• **What this task involves**: Identify every line containing the word "솔내마을동아" and reproduce each one.

• **Provided records**:
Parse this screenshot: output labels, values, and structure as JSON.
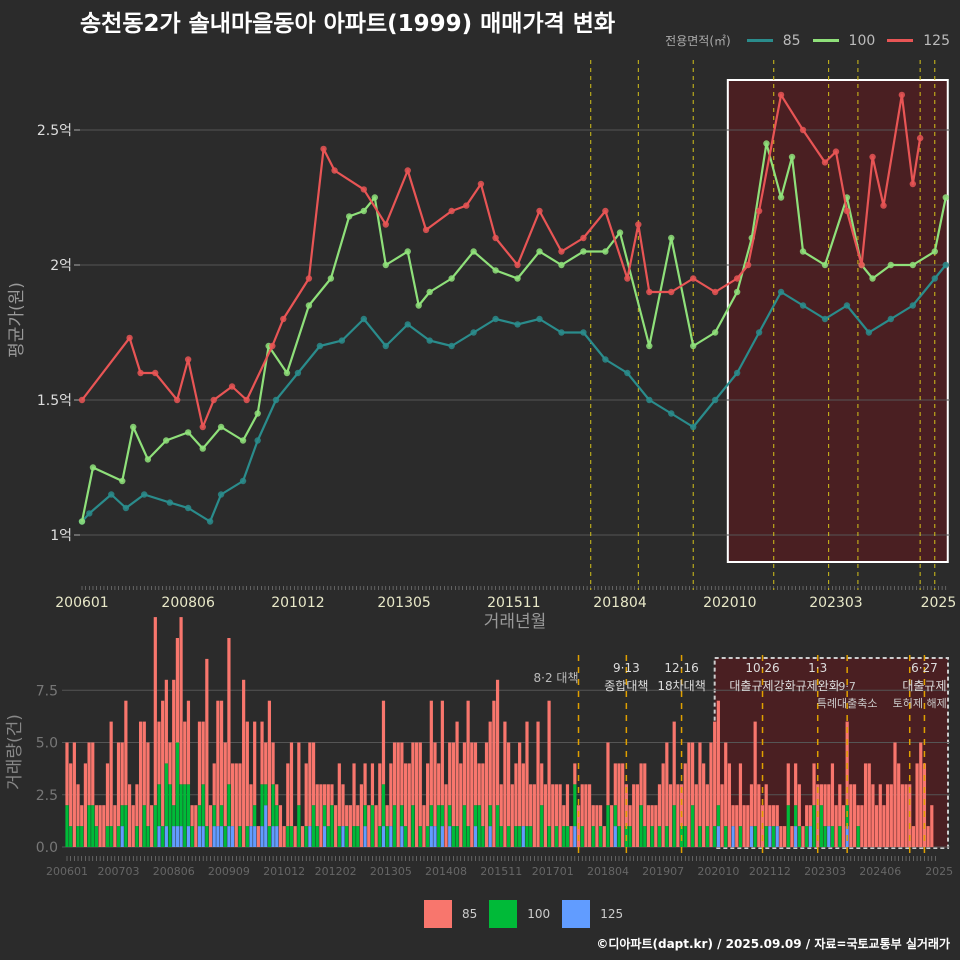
{
  "title": "송천동2가 솔내마을동아 아파트(1999) 매매가격 변화",
  "legend": {
    "title": "전용면적(㎡)",
    "items": [
      {
        "label": "85",
        "color": "#2a8c8c"
      },
      {
        "label": "100",
        "color": "#8fe07a"
      },
      {
        "label": "125",
        "color": "#e85555"
      }
    ]
  },
  "volume_legend": [
    {
      "label": "85",
      "color": "#f8766d"
    },
    {
      "label": "100",
      "color": "#00ba38"
    },
    {
      "label": "125",
      "color": "#619cff"
    }
  ],
  "footer": "©디아파트(dapt.kr) / 2025.09.09 / 자료=국토교통부 실거래가",
  "chart_data": [
    {
      "type": "line",
      "title": "송천동2가 솔내마을동아 아파트(1999) 매매가격 변화",
      "xlabel": "거래년월",
      "ylabel": "평균가(원)",
      "xlim": [
        "200601",
        "202509"
      ],
      "ylim": [
        0.82,
        2.72
      ],
      "yticks": [
        {
          "v": 1,
          "label": "1억"
        },
        {
          "v": 1.5,
          "label": "1.5억"
        },
        {
          "v": 2,
          "label": "2억"
        },
        {
          "v": 2.5,
          "label": "2.5억"
        }
      ],
      "xticks": [
        "200601",
        "200806",
        "201012",
        "201305",
        "201511",
        "201804",
        "202010",
        "202303",
        "2025"
      ],
      "highlight_range": [
        "202010",
        "202509"
      ],
      "series": [
        {
          "name": "85",
          "points": [
            [
              "200601",
              1.05
            ],
            [
              "200603",
              1.08
            ],
            [
              "200609",
              1.15
            ],
            [
              "200701",
              1.1
            ],
            [
              "200706",
              1.15
            ],
            [
              "200801",
              1.12
            ],
            [
              "200806",
              1.1
            ],
            [
              "200812",
              1.05
            ],
            [
              "200903",
              1.15
            ],
            [
              "200909",
              1.2
            ],
            [
              "201001",
              1.35
            ],
            [
              "201006",
              1.5
            ],
            [
              "201012",
              1.6
            ],
            [
              "201106",
              1.7
            ],
            [
              "201112",
              1.72
            ],
            [
              "201206",
              1.8
            ],
            [
              "201212",
              1.7
            ],
            [
              "201306",
              1.78
            ],
            [
              "201312",
              1.72
            ],
            [
              "201406",
              1.7
            ],
            [
              "201412",
              1.75
            ],
            [
              "201506",
              1.8
            ],
            [
              "201512",
              1.78
            ],
            [
              "201606",
              1.8
            ],
            [
              "201612",
              1.75
            ],
            [
              "201706",
              1.75
            ],
            [
              "201712",
              1.65
            ],
            [
              "201806",
              1.6
            ],
            [
              "201812",
              1.5
            ],
            [
              "201906",
              1.45
            ],
            [
              "201912",
              1.4
            ],
            [
              "202006",
              1.5
            ],
            [
              "202012",
              1.6
            ],
            [
              "202106",
              1.75
            ],
            [
              "202112",
              1.9
            ],
            [
              "202206",
              1.85
            ],
            [
              "202212",
              1.8
            ],
            [
              "202306",
              1.85
            ],
            [
              "202312",
              1.75
            ],
            [
              "202406",
              1.8
            ],
            [
              "202412",
              1.85
            ],
            [
              "202506",
              1.95
            ],
            [
              "202509",
              2.0
            ]
          ]
        },
        {
          "name": "100",
          "points": [
            [
              "200601",
              1.05
            ],
            [
              "200604",
              1.25
            ],
            [
              "200612",
              1.2
            ],
            [
              "200703",
              1.4
            ],
            [
              "200707",
              1.28
            ],
            [
              "200712",
              1.35
            ],
            [
              "200806",
              1.38
            ],
            [
              "200810",
              1.32
            ],
            [
              "200903",
              1.4
            ],
            [
              "200909",
              1.35
            ],
            [
              "201001",
              1.45
            ],
            [
              "201004",
              1.7
            ],
            [
              "201009",
              1.6
            ],
            [
              "201103",
              1.85
            ],
            [
              "201109",
              1.95
            ],
            [
              "201202",
              2.18
            ],
            [
              "201206",
              2.2
            ],
            [
              "201209",
              2.25
            ],
            [
              "201212",
              2.0
            ],
            [
              "201306",
              2.05
            ],
            [
              "201309",
              1.85
            ],
            [
              "201312",
              1.9
            ],
            [
              "201406",
              1.95
            ],
            [
              "201412",
              2.05
            ],
            [
              "201506",
              1.98
            ],
            [
              "201512",
              1.95
            ],
            [
              "201606",
              2.05
            ],
            [
              "201612",
              2.0
            ],
            [
              "201706",
              2.05
            ],
            [
              "201712",
              2.05
            ],
            [
              "201804",
              2.12
            ],
            [
              "201812",
              1.7
            ],
            [
              "201906",
              2.1
            ],
            [
              "201912",
              1.7
            ],
            [
              "202006",
              1.75
            ],
            [
              "202012",
              1.9
            ],
            [
              "202104",
              2.1
            ],
            [
              "202108",
              2.45
            ],
            [
              "202112",
              2.25
            ],
            [
              "202203",
              2.4
            ],
            [
              "202206",
              2.05
            ],
            [
              "202212",
              2.0
            ],
            [
              "202306",
              2.25
            ],
            [
              "202310",
              2.0
            ],
            [
              "202401",
              1.95
            ],
            [
              "202406",
              2.0
            ],
            [
              "202412",
              2.0
            ],
            [
              "202506",
              2.05
            ],
            [
              "202509",
              2.25
            ]
          ]
        },
        {
          "name": "125",
          "points": [
            [
              "200601",
              1.5
            ],
            [
              "200702",
              1.73
            ],
            [
              "200705",
              1.6
            ],
            [
              "200709",
              1.6
            ],
            [
              "200803",
              1.5
            ],
            [
              "200806",
              1.65
            ],
            [
              "200810",
              1.4
            ],
            [
              "200901",
              1.5
            ],
            [
              "200906",
              1.55
            ],
            [
              "200910",
              1.5
            ],
            [
              "201005",
              1.7
            ],
            [
              "201008",
              1.8
            ],
            [
              "201103",
              1.95
            ],
            [
              "201107",
              2.43
            ],
            [
              "201110",
              2.35
            ],
            [
              "201206",
              2.28
            ],
            [
              "201212",
              2.15
            ],
            [
              "201306",
              2.35
            ],
            [
              "201311",
              2.13
            ],
            [
              "201406",
              2.2
            ],
            [
              "201410",
              2.22
            ],
            [
              "201502",
              2.3
            ],
            [
              "201506",
              2.1
            ],
            [
              "201512",
              2.0
            ],
            [
              "201606",
              2.2
            ],
            [
              "201612",
              2.05
            ],
            [
              "201706",
              2.1
            ],
            [
              "201712",
              2.2
            ],
            [
              "201806",
              1.95
            ],
            [
              "201809",
              2.15
            ],
            [
              "201812",
              1.9
            ],
            [
              "201906",
              1.9
            ],
            [
              "201912",
              1.95
            ],
            [
              "202006",
              1.9
            ],
            [
              "202012",
              1.95
            ],
            [
              "202103",
              2.0
            ],
            [
              "202106",
              2.2
            ],
            [
              "202112",
              2.63
            ],
            [
              "202206",
              2.5
            ],
            [
              "202212",
              2.38
            ],
            [
              "202303",
              2.42
            ],
            [
              "202306",
              2.2
            ],
            [
              "202310",
              2.0
            ],
            [
              "202401",
              2.4
            ],
            [
              "202404",
              2.22
            ],
            [
              "202409",
              2.63
            ],
            [
              "202412",
              2.3
            ],
            [
              "202502",
              2.47
            ]
          ]
        }
      ],
      "events": [
        {
          "ym": "201708",
          "date": "8·2",
          "label": "대책"
        },
        {
          "ym": "201809",
          "date": "9·13",
          "label": "종합대책"
        },
        {
          "ym": "201912",
          "date": "12·16",
          "label": "18차대책"
        },
        {
          "ym": "202110",
          "date": "10·26",
          "label": "대출규제강화"
        },
        {
          "ym": "202301",
          "date": "1·3",
          "label": "규제완화"
        },
        {
          "ym": "202309",
          "date": "9·7",
          "label": "특례대출축소"
        },
        {
          "ym": "202502",
          "date": "",
          "label": "토허제 해제"
        },
        {
          "ym": "202506",
          "date": "6·27",
          "label": "대출규제"
        }
      ]
    },
    {
      "type": "bar",
      "stacked": true,
      "ylabel": "거래량(건)",
      "ylim": [
        0,
        9
      ],
      "yticks": [
        "0.0",
        "2.5",
        "5.0",
        "7.5"
      ],
      "xticks": [
        "200601",
        "200703",
        "200806",
        "200909",
        "201012",
        "201202",
        "201305",
        "201408",
        "201511",
        "201701",
        "201804",
        "201907",
        "202010",
        "202112",
        "202303",
        "202406",
        "2025"
      ],
      "start": "200601",
      "monthly_counts": {
        "85": "335214331223524353226442936426583412438226547343852413262121341313432312123212313222234133533435423542533454365323547626433435236236323121122331211322342133232122443432353344255534412322253221111121221112312232224331244323233543331454120",
        "100": "210110221001101120010210221331423210121010112001010102112100110201021011201010110102012102011020101102101110210121010210101101100201010110201001010201101100210101010201102010101101000100010010100020110102021010101001",
        "125": "000000000000000100000000010101110100110011101100001101201100000000100010000100000100001010010000000110101000000100010000000010000000000000100000000001000000000000000000000000000100010000100001010000100010000100001"
      }
    }
  ]
}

• **Answer**:
  "title": "송천동2가 솔내마을동아 아파트(1999) 매매가격 변화",
      "title": "송천동2가 솔내마을동아 아파트(1999) 매매가격 변화",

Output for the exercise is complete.